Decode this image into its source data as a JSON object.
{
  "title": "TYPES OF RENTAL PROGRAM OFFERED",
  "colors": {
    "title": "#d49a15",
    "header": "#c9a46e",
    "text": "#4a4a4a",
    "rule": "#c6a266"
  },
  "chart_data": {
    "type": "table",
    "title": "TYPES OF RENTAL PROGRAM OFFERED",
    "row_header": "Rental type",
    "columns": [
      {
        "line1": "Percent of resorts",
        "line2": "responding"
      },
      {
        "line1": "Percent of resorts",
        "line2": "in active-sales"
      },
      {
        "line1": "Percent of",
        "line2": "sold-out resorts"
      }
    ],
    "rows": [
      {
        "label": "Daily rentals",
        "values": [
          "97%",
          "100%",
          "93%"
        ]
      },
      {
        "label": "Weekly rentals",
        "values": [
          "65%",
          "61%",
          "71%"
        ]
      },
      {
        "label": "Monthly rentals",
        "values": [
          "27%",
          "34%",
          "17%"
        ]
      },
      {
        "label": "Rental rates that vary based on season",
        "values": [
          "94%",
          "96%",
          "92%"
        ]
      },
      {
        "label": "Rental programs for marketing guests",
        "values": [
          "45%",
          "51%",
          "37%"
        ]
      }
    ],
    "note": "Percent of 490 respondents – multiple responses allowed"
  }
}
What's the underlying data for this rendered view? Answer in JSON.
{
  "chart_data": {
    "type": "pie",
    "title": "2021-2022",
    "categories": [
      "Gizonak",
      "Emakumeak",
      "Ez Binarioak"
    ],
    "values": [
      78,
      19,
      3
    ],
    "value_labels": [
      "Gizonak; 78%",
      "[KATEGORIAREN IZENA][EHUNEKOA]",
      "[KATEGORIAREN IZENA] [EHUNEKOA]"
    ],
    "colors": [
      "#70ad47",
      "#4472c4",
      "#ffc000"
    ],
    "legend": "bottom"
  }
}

Task to carry out :: Show every line from the listing above in which the string "title" appears.

Full solution ::
  "title": "TYPES OF RENTAL PROGRAM OFFERED",
    "title": "#d49a15",
    "title": "TYPES OF RENTAL PROGRAM OFFERED",
    "title": "2021-2022",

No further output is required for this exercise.